§ **EXTRACT TO READ**
..............................

Monday, 22 October 2012

A Collingwood FC cake for a football-mad boss

No one who knows my boss (or for that matter, any of his relatives) could doubt that he is football-mad. Not only was he rather a good player in the State league, he has a lifelong, mad allegiance to the Collingwood Football Club. Unfortunately, Collingwood (despite its passionate fan base) is the most unpopular club in the history of Australian competition, so when it came to the boss's birthday, I had an extremely difficult decision to make...

...Could I quell my own distaste for his hideous team....

... In order to make him happy with a Collingwood-themed birthday cake??

Well, clearly, it turns out that I could, and did. Many doubted my sanity, but I pushed onward, and tried not to think of all the Collingwood supporters leering at my cake with their gappy-toothed smiles and their jailhouse tattoos.

First I needed a model for the dreaded Collingwood logo, so I turned to the interwebs for that. I tried to find the clearest graphic that I could:

Then I needed to start with the basics - this is a chocolate mud cake coated with chocolate ganache and hot-knifed to be absolutely smooth.

For detailed instructions on that process, click here. (The link relates to ganaching cupcakes, but the process is the same for larger cakes.)

I then rolled a large sheet of white fondant icing and covered the cake's top and sides entirely with it, trimming the base carefully.

Now it was time to get to work on the detail. I cut two wavy triangles for the two flags at the base of the logo. The black-and-white Collingwood flag was fairly easy, but this one - the Australian flag - was fiddly.

I started with the Union Jack in the corner and then drew the outlines of the stars. Then I coloured in the rest in blue. I used food grade (non toxic) textas - the cheapest and easiest way to get these is to go to a good toyshop and ask for non toxic, washable children's markers. Crayola is fine for food colouring and works well.

..............................

§ **PROVIDED RECORDS**
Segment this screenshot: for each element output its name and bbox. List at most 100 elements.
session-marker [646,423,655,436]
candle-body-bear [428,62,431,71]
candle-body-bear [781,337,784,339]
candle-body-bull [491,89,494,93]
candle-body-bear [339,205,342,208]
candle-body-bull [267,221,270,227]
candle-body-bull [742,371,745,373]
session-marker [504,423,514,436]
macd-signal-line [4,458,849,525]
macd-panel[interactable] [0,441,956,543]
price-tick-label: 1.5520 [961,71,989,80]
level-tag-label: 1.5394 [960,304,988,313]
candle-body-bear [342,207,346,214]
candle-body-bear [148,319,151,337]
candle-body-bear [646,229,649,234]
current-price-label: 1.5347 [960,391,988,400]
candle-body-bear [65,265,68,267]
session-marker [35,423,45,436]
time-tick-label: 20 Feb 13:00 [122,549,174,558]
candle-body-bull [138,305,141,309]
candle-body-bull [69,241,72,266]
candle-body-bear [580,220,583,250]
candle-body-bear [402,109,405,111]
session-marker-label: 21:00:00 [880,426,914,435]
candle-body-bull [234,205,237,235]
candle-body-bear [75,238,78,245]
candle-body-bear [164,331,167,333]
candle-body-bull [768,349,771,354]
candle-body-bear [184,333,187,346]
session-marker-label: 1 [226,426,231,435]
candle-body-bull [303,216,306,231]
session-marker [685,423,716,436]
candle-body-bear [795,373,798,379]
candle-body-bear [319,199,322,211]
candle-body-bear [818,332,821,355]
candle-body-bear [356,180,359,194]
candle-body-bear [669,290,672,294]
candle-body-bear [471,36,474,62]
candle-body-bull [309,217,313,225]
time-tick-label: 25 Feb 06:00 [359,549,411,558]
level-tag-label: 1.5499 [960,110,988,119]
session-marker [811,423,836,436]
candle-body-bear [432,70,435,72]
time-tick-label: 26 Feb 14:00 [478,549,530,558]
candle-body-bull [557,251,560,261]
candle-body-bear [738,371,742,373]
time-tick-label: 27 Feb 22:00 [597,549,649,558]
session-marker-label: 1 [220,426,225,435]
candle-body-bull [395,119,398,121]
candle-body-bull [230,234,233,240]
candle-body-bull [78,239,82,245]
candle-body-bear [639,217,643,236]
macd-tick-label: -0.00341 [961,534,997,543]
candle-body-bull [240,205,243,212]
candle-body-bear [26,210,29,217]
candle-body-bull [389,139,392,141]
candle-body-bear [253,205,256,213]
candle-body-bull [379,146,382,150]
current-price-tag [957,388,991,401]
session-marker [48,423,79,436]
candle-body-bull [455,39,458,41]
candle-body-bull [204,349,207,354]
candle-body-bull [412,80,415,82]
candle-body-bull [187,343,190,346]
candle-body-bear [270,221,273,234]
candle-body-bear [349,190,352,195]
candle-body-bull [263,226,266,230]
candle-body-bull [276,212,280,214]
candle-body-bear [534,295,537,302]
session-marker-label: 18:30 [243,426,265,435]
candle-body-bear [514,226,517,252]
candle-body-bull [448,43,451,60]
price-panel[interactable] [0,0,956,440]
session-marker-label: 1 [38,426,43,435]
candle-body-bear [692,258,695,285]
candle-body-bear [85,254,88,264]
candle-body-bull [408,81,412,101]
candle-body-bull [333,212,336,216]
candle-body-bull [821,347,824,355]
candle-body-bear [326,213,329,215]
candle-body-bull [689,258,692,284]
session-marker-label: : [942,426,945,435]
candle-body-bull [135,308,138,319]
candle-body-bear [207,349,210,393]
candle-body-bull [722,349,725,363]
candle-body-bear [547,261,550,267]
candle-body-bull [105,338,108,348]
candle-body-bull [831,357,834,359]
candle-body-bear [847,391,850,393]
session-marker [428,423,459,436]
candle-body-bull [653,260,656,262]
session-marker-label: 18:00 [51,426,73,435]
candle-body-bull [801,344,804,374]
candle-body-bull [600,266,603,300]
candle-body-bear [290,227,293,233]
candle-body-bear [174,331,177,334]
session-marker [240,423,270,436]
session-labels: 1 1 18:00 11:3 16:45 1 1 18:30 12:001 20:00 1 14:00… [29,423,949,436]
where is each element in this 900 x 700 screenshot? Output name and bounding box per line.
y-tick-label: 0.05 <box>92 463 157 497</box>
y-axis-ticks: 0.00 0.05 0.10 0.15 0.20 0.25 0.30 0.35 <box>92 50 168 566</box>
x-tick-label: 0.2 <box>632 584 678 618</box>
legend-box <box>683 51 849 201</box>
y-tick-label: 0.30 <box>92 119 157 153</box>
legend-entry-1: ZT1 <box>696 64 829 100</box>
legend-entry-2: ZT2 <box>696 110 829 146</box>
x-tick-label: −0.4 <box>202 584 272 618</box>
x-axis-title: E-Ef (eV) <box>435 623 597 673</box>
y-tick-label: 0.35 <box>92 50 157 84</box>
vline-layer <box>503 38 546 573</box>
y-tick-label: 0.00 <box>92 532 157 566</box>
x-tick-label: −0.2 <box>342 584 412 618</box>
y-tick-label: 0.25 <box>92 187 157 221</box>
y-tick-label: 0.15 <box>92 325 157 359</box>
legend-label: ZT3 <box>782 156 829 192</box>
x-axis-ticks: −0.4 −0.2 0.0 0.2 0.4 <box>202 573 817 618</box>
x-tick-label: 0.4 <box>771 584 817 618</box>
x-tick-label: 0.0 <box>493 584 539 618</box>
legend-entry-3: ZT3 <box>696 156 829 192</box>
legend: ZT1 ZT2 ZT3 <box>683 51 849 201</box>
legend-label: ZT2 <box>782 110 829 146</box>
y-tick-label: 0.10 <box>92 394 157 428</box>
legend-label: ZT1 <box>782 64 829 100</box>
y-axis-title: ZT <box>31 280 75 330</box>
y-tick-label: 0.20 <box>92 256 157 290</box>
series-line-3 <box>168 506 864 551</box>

..............................

§ **WORK TASK A**
Answer these questions from the Collingwood cake post.
(i) What kind of cake did the writer start with?
(ii) What was used to cover the cake's top and sides?
(iii) Which brand of markers does the post call fine for food coloring?
§ **WORK TASK B**
Decide whether each statement agrees with the Collingwood cake post. Answer yes or no and quote the words that decide it.
(i) The boss used to play in the State league.
(ii) The Australian flag was easier to make than the Collingwood flag.
(iii) The writer drew the outlines of the stars before doing the Union Jack.

§ **EXPECTED ANSWER A**
(i) A chocolate mud cake coated with chocolate ganache.
(ii) A large sheet of white fondant icing.
(iii) Crayola.

§ **EXPECTED ANSWER B**
(i) Yes: "Not only was he rather a good player in the State league"
(ii) No: "The black-and-white Collingwood flag was fairly easy, but this one - the Australian flag - was fiddly."
(iii) No: "I started with the Union Jack in the corner and then drew the outlines of the stars."